┌─ WORKING DATA

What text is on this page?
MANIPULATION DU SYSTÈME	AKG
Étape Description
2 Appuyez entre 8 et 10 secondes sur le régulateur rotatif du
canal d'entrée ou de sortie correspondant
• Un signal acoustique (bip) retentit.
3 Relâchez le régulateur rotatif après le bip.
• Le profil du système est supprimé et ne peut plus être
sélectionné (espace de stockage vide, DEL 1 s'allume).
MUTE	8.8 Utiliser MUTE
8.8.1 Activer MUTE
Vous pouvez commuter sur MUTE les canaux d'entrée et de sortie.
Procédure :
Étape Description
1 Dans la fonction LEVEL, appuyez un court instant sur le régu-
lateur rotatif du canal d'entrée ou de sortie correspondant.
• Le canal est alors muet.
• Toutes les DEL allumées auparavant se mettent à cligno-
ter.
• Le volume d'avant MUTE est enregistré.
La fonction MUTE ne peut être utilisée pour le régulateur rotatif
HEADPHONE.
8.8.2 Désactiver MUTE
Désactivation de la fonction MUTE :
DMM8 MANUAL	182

└─
┌─ WORKING DATA

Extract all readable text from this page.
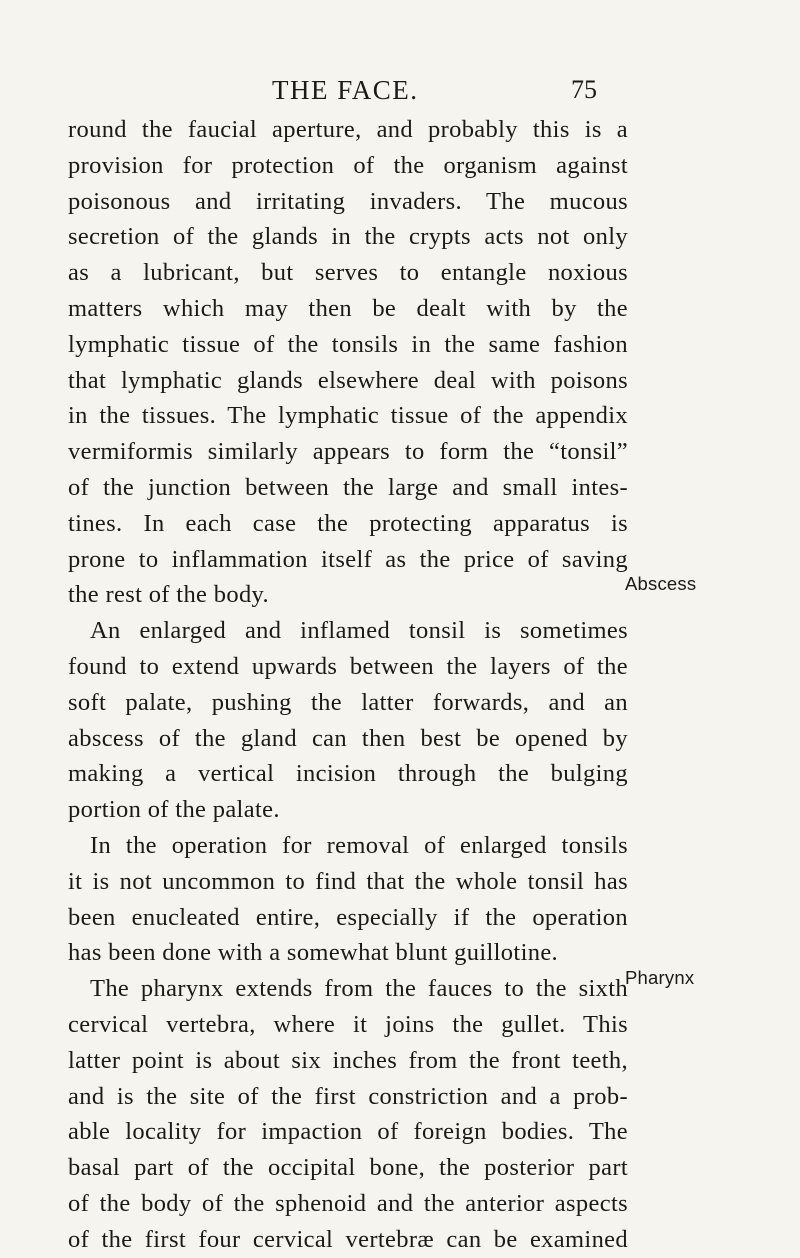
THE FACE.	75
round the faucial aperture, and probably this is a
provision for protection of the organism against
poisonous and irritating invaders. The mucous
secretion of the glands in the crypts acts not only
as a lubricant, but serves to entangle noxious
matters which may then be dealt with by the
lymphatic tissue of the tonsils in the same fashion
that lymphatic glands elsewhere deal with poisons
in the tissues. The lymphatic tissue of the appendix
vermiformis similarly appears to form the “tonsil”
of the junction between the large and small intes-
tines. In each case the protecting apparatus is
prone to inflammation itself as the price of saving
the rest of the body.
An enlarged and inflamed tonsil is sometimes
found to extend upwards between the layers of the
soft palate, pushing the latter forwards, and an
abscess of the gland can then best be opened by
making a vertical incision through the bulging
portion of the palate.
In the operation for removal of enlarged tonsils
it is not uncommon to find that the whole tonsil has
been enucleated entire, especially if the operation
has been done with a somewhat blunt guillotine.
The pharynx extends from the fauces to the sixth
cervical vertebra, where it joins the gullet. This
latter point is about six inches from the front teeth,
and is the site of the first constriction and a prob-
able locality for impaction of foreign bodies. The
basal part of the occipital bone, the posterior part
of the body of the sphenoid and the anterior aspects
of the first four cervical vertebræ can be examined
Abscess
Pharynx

└─

Go through the listing above and report how many of its lines contain the word "tissue", with only the number as output.

2